%%

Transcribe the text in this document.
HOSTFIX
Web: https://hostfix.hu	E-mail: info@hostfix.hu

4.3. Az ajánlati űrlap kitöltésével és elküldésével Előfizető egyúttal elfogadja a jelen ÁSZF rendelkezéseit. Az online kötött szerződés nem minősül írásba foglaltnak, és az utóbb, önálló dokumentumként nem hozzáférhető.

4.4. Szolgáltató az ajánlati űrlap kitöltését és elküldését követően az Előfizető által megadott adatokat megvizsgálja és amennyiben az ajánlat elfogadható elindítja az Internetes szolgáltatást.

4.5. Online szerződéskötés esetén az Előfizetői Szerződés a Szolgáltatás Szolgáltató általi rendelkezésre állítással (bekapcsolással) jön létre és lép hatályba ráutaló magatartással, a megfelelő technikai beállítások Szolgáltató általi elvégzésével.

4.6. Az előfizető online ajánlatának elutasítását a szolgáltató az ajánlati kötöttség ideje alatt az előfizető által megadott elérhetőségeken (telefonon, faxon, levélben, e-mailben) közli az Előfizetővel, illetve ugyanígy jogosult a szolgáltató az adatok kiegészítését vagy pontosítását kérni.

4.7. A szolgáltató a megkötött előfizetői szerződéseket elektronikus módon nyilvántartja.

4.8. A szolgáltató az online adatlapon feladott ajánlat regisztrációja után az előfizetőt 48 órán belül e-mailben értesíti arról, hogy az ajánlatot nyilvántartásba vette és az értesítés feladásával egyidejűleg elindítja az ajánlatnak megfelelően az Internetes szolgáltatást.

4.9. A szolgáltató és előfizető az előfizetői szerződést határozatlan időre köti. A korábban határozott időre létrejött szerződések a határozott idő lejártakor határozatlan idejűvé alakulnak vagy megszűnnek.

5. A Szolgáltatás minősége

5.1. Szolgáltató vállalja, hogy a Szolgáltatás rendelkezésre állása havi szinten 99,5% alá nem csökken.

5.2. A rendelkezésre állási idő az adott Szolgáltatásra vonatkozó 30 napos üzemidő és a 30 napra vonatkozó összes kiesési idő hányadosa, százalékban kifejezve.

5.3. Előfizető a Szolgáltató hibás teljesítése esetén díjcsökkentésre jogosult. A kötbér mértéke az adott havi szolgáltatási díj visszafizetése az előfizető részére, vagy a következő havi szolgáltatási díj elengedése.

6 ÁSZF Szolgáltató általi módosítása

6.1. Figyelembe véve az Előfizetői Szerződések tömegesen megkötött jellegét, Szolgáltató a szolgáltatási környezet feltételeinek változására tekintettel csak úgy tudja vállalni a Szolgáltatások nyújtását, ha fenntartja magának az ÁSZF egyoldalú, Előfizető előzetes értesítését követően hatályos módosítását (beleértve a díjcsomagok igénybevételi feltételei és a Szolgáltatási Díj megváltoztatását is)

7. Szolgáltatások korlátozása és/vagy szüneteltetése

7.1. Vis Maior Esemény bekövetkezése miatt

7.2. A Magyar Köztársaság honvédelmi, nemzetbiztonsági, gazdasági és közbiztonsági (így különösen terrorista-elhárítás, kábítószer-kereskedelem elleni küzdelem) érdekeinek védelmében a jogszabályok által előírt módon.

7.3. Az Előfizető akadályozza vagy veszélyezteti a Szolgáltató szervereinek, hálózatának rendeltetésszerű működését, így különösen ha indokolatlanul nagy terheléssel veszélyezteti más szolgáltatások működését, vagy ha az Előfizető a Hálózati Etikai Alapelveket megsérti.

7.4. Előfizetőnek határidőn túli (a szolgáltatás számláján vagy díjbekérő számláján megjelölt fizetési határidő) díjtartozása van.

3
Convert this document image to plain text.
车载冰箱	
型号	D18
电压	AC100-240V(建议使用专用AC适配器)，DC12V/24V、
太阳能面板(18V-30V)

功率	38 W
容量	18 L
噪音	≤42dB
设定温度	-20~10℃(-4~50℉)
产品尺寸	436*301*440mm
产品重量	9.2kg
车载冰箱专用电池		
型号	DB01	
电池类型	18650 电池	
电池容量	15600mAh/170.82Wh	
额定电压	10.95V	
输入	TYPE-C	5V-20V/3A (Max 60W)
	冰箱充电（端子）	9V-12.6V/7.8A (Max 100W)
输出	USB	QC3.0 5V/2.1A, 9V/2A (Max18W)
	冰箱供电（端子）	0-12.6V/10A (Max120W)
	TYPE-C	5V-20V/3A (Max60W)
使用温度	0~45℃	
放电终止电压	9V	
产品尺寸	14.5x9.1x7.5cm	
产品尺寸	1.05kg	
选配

%%

### INSTRUCTIONS TO FOLLOW
Only lines with the word "hogy" should be collected from the material.

### RESULT OF THE TASK
4.8. A szolgáltató az online adatlapon feladott ajánlat regisztrációja után az előfizetőt 48 órán belül e-mailben értesíti arról, hogy az ajánlatot nyilvántartásba vette és az értesítés feladásával egyidejűleg elindítja az ajánlatnak megfelelően az Internetes szolgáltatást.
5.1. Szolgáltató vállalja, hogy a Szolgáltatás rendelkezésre állása havi szinten 99,5% alá nem csökken.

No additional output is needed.